Recorded data:

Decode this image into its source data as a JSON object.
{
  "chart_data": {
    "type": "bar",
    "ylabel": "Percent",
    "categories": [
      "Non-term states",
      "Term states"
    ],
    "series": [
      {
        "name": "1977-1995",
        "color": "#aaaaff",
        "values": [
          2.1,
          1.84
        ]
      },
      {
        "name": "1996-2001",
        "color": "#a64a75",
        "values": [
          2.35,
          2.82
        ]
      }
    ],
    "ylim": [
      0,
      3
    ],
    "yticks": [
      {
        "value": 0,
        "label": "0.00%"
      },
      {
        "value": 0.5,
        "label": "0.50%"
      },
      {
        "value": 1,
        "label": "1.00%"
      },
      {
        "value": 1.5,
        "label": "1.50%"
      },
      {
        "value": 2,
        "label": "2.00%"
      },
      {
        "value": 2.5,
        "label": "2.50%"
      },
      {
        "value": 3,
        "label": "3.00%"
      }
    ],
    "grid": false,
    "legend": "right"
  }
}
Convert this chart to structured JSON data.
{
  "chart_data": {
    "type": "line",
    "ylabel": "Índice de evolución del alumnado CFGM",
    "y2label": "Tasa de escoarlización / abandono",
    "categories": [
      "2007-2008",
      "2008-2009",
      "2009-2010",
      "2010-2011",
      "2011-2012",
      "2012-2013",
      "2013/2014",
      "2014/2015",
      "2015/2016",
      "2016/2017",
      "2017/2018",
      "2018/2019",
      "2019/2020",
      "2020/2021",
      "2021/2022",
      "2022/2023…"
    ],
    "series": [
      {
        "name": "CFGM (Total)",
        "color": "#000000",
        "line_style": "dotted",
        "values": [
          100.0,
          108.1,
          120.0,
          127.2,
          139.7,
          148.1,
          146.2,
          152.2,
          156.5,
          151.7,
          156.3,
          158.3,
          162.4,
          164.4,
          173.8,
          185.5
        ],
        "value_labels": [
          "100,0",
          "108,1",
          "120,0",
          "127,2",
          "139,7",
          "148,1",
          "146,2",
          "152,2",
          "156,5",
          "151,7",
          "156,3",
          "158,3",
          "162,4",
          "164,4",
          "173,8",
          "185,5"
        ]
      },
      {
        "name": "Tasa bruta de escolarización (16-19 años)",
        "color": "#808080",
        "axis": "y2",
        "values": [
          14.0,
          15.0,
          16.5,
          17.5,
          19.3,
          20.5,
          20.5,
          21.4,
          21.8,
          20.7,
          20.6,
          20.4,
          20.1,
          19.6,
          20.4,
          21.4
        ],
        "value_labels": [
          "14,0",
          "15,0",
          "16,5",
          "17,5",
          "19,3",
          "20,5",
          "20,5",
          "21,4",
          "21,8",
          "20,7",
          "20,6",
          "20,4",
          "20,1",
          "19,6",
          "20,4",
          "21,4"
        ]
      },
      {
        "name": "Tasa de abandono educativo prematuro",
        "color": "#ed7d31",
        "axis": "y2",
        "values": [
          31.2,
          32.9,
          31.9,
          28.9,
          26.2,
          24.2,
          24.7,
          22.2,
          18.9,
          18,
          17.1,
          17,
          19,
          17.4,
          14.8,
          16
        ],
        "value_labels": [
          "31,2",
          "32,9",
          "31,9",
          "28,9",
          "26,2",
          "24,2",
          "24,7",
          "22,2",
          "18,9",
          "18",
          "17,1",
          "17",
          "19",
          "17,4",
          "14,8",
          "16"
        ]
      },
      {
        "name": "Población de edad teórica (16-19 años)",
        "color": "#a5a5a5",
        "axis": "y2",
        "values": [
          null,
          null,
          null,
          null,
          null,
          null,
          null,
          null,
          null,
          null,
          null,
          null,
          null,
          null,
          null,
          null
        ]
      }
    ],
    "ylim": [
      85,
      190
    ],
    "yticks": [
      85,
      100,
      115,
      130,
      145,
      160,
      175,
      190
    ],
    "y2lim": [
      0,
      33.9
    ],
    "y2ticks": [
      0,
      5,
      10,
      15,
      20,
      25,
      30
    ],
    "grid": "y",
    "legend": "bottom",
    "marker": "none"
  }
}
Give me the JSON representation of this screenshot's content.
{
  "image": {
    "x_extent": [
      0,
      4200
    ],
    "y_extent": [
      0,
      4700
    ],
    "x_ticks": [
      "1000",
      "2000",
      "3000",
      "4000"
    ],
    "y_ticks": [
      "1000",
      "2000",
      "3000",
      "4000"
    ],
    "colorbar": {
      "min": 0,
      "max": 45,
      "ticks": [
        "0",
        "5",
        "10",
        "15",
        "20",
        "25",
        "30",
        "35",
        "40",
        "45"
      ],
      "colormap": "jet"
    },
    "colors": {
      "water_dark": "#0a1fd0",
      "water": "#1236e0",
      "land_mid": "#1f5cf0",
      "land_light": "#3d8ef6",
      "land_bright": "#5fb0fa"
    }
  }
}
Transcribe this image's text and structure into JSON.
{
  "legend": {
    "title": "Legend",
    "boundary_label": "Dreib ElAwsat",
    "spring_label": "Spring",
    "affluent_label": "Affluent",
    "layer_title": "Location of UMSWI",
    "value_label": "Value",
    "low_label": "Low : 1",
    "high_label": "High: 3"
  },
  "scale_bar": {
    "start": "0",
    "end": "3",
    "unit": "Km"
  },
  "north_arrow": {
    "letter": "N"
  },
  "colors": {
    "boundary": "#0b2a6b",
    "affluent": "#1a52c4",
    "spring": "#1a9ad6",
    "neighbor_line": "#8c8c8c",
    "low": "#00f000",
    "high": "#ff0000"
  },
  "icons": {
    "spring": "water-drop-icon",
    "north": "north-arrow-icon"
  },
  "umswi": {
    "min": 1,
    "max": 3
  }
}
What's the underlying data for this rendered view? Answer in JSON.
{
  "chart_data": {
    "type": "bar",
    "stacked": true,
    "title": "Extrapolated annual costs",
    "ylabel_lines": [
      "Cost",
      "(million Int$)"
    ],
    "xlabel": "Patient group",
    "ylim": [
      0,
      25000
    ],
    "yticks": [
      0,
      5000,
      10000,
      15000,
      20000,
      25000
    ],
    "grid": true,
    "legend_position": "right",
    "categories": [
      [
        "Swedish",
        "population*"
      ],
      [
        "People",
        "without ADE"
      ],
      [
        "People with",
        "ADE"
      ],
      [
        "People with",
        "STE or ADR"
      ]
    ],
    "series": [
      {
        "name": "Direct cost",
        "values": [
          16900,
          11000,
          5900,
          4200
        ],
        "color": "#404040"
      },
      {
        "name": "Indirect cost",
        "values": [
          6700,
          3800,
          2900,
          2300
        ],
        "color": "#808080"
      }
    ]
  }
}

> _OBJECTIVE_: Locate the word "into" in the records and collect each line it appears in.

> _TASK OUTPUT_:
Decode this image into its source data as a JSON object.
Transcribe this image's text and structure into JSON.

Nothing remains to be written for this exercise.